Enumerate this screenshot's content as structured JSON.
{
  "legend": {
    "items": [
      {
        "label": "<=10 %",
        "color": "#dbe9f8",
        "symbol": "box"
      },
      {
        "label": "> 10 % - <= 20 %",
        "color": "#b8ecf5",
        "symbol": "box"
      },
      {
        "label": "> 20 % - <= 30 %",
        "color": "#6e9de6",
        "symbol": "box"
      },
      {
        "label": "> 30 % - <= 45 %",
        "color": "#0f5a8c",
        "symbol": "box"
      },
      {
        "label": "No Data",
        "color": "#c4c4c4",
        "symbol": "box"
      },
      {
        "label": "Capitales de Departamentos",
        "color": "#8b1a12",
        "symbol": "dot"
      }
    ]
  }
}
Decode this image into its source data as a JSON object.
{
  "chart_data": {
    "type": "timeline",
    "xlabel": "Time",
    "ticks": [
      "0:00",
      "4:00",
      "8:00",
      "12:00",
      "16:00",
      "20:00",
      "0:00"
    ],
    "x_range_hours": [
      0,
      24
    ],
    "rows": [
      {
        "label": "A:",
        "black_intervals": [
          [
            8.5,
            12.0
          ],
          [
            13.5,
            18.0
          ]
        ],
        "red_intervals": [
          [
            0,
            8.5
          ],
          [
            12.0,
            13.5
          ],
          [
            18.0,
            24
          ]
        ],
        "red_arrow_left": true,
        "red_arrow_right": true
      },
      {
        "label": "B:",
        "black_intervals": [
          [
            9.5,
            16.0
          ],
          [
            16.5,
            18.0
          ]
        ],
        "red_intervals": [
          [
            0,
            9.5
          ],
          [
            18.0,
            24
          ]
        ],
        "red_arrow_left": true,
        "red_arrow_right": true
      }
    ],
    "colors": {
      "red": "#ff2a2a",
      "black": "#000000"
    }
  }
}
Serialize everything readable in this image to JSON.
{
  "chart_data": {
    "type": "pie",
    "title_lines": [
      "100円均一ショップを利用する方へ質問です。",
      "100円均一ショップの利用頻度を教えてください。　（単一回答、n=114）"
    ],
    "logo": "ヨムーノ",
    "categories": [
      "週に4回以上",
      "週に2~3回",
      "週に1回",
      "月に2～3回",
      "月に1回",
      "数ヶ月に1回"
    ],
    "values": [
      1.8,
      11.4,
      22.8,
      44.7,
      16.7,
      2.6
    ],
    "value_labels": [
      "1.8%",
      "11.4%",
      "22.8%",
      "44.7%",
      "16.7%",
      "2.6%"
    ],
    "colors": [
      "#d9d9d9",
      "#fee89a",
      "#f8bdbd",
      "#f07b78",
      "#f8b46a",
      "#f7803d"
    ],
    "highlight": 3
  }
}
###
** Problem description **
Every line from the one containing "Serialize everything readable" through the last line must be copied exactly; leave out the rest.

** Answer for this exercise **
Serialize everything readable in this image to JSON.
{
  "chart_data": {
    "type": "pie",
    "title_lines": [
      "100円均一ショップを利用する方へ質問です。",
      "100円均一ショップの利用頻度を教えてください。　（単一回答、n=114）"
    ],
    "logo": "ヨムーノ",
    "categories": [
      "週に4回以上",
      "週に2~3回",
      "週に1回",
      "月に2～3回",
      "月に1回",
      "数ヶ月に1回"
    ],
    "values": [
      1.8,
      11.4,
      22.8,
      44.7,
      16.7,
      2.6
    ],
    "value_labels": [
      "1.8%",
      "11.4%",
      "22.8%",
      "44.7%",
      "16.7%",
      "2.6%"
    ],
    "colors": [
      "#d9d9d9",
      "#fee89a",
      "#f8bdbd",
      "#f07b78",
      "#f8b46a",
      "#f7803d"
    ],
    "highlight": 3
  }
}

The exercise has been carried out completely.